§ **Collection entries**
↓

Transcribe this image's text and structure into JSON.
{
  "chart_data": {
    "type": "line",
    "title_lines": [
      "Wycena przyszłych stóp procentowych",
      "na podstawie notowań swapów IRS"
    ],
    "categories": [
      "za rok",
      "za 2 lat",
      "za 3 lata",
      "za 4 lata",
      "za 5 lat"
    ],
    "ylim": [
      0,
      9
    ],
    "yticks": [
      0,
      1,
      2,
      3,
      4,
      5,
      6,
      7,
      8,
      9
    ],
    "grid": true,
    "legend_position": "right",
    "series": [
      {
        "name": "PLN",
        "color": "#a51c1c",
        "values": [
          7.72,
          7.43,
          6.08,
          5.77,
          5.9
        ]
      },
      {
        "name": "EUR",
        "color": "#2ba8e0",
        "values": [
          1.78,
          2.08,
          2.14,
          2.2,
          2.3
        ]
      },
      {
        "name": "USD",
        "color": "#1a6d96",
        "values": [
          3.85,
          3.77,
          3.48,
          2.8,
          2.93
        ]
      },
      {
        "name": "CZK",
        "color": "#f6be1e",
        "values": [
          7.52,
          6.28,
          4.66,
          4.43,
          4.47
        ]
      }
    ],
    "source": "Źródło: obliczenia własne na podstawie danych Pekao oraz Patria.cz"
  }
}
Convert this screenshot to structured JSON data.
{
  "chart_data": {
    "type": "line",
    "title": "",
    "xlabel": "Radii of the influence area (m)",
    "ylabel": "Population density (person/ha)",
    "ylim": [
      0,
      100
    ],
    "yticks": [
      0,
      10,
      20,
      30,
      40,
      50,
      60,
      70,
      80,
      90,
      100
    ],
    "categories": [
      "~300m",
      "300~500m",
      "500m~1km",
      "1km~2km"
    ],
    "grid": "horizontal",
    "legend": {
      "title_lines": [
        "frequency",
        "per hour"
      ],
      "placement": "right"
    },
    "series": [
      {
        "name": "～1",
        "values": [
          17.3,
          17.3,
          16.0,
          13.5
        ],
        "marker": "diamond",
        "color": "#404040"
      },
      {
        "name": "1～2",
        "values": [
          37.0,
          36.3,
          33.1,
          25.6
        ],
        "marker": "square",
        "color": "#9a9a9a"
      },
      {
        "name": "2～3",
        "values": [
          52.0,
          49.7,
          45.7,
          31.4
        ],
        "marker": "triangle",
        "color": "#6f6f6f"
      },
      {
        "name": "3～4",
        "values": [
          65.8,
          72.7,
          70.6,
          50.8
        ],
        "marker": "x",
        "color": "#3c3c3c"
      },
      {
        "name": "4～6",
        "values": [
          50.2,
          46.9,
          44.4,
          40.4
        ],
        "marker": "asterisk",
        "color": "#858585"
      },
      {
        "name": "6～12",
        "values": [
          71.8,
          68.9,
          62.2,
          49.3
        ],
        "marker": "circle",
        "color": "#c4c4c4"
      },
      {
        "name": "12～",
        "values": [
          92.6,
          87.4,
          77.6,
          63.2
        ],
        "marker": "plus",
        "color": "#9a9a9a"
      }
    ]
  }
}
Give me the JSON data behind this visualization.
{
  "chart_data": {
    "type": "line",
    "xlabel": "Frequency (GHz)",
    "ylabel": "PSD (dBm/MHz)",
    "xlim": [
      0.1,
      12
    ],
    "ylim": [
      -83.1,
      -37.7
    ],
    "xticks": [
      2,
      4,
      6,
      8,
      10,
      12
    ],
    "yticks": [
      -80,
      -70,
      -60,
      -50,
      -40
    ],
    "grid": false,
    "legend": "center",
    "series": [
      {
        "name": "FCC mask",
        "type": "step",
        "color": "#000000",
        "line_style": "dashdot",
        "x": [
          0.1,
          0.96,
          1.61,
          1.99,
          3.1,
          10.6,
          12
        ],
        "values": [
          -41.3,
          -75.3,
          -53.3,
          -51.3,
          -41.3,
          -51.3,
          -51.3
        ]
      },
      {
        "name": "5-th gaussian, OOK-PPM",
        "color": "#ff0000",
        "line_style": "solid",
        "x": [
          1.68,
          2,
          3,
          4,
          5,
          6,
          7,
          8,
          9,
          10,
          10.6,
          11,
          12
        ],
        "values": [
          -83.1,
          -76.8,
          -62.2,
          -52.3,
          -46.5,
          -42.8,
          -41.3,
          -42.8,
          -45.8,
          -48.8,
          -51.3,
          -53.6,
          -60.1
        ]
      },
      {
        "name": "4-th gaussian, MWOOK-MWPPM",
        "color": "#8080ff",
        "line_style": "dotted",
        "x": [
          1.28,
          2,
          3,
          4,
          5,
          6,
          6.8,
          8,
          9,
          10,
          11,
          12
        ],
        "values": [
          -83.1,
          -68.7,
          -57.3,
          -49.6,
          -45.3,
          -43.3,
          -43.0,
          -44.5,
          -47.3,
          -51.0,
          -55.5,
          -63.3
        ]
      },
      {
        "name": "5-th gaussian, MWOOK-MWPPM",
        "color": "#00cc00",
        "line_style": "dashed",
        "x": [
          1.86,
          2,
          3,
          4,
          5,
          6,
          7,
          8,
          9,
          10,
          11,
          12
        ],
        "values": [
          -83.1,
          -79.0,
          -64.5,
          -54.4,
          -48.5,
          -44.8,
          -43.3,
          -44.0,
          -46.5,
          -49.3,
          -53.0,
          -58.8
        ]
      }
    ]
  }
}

↑

§ **Task goal**
Gather all lines from the listing above in which "marker" occurs.

§ **Output for this task**
        "marker": "diamond",
        "marker": "square",
        "marker": "triangle",
        "marker": "x",
        "marker": "asterisk",
        "marker": "circle",
        "marker": "plus",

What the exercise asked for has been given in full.